## Begin Records for this task

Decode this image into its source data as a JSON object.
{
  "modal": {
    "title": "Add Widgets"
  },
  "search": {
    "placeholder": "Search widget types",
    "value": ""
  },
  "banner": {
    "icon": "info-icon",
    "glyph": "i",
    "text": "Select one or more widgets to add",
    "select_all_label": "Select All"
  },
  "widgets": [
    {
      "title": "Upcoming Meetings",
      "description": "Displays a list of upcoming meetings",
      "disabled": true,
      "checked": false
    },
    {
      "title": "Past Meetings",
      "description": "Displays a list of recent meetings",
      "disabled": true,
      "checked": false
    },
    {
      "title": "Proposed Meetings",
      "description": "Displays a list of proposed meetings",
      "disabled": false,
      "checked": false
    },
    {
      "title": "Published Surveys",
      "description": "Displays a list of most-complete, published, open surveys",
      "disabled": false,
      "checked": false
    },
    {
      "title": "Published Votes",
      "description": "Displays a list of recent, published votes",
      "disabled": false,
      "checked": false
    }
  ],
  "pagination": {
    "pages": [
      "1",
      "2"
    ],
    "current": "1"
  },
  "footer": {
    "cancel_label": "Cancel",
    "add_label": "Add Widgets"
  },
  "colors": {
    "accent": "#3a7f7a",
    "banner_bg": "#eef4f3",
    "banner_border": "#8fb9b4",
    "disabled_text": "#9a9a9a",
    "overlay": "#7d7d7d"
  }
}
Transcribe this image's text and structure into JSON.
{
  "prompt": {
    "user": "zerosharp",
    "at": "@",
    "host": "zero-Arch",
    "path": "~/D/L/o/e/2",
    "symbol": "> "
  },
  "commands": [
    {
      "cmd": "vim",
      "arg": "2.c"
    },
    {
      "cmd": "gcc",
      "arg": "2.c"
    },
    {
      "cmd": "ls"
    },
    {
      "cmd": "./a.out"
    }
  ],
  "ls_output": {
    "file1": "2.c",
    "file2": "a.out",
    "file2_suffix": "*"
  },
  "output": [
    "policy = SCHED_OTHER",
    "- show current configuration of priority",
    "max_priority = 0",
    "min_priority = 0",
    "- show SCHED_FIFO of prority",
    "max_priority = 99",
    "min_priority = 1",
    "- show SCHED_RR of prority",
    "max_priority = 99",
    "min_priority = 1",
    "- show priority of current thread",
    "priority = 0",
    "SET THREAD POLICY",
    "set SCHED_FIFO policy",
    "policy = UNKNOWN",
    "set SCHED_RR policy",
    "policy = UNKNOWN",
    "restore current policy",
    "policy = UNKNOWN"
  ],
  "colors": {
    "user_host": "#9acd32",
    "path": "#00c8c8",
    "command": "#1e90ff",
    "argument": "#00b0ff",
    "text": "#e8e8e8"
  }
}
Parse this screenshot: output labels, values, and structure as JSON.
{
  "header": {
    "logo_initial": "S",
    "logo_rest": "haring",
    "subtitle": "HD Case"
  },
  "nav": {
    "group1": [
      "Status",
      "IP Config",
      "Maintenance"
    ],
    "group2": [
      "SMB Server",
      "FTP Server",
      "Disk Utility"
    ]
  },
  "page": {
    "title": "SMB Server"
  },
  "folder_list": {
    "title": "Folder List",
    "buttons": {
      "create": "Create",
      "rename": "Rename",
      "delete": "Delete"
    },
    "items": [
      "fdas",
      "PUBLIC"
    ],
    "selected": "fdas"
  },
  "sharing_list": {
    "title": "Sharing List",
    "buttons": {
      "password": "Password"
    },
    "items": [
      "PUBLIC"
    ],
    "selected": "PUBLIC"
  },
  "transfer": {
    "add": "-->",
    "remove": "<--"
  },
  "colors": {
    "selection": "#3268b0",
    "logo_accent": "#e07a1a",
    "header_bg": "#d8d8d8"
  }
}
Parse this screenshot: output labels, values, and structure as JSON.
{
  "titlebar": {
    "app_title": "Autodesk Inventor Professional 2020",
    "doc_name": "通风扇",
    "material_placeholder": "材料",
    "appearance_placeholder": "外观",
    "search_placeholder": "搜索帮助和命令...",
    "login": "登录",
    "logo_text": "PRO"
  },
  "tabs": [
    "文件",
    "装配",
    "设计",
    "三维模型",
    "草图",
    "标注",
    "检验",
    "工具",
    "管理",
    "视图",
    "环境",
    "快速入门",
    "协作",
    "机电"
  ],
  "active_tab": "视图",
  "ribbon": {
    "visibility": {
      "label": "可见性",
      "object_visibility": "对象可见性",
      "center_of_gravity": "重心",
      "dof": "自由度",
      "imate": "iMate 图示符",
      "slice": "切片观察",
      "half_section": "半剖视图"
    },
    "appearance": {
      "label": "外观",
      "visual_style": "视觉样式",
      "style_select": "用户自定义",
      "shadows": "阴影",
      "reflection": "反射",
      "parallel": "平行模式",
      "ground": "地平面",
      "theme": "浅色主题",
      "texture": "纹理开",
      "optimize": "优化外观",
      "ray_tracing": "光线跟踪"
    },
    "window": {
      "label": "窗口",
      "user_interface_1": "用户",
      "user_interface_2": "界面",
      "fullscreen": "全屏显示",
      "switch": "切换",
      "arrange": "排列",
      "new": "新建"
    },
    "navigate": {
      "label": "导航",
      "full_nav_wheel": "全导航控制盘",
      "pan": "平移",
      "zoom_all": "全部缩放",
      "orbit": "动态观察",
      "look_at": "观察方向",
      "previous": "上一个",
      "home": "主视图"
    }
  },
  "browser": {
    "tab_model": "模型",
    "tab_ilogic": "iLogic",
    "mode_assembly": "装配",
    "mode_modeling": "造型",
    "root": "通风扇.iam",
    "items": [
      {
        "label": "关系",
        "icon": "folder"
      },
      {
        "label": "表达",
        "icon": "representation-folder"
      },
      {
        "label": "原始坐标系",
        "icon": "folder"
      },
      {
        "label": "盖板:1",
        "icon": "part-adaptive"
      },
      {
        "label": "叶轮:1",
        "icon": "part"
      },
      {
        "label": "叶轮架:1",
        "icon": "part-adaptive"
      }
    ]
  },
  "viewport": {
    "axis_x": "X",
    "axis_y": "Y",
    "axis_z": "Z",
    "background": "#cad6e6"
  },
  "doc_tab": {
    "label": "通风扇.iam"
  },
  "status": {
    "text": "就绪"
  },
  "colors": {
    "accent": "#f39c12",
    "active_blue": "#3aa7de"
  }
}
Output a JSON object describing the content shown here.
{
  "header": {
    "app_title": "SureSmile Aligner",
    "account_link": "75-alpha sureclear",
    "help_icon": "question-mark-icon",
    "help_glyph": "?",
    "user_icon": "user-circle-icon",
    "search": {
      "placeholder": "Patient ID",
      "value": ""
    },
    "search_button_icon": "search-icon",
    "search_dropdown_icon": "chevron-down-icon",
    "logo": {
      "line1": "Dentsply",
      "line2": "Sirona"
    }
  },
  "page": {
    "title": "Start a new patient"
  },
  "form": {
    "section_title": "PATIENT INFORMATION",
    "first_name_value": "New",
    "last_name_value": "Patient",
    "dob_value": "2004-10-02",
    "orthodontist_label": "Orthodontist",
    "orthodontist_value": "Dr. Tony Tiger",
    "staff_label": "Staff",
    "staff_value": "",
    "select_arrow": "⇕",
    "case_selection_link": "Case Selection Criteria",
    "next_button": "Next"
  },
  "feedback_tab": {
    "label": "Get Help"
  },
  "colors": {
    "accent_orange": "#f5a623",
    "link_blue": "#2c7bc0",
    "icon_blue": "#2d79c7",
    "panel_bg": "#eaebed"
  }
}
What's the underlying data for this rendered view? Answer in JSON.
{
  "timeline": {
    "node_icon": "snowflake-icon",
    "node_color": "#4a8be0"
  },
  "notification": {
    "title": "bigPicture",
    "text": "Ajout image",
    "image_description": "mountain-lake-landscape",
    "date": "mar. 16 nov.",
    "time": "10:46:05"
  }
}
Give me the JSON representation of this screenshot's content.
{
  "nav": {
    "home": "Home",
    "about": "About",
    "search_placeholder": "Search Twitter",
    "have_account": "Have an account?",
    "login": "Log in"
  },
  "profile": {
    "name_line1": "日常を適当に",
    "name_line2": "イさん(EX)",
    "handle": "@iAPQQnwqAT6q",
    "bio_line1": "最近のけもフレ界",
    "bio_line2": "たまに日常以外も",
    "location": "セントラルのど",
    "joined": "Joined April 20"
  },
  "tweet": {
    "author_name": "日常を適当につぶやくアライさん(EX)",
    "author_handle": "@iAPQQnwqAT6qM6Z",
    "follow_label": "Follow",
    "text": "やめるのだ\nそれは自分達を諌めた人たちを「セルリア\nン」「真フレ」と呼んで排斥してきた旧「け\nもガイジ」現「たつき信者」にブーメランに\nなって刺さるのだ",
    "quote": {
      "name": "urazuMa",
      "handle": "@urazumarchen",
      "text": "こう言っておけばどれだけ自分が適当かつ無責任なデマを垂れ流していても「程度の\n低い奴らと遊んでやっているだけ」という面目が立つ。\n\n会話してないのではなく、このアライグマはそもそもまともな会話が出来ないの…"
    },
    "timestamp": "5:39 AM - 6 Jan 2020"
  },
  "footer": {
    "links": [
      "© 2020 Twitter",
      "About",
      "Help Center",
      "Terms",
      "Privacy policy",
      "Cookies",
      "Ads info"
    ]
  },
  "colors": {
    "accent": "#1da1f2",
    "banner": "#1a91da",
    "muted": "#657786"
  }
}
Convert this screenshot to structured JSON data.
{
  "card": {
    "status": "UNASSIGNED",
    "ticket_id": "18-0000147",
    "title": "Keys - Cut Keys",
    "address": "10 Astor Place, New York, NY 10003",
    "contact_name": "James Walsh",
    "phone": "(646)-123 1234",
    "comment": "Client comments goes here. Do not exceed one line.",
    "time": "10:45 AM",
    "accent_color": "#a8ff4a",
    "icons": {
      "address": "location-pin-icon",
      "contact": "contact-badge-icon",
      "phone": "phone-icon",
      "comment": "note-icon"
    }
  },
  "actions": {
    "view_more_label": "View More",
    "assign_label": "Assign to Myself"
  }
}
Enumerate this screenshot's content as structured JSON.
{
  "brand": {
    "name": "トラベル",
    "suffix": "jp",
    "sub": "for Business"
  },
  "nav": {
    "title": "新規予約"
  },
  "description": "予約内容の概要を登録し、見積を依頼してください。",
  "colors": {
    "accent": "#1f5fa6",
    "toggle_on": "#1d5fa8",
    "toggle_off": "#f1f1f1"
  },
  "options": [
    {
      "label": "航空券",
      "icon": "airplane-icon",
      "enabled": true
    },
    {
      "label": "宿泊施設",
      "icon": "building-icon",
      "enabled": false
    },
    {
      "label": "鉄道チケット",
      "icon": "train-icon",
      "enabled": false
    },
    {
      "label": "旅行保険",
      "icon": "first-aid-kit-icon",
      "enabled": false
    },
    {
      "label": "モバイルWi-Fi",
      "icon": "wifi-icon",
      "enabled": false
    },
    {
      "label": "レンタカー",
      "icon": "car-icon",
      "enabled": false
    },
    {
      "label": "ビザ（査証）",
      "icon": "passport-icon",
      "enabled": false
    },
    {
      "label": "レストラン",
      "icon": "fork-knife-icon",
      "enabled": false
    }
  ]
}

## End Records for this task

> Exercise brief
Find how many lines in the listing hold "content", and reply with that number only.

> Result
3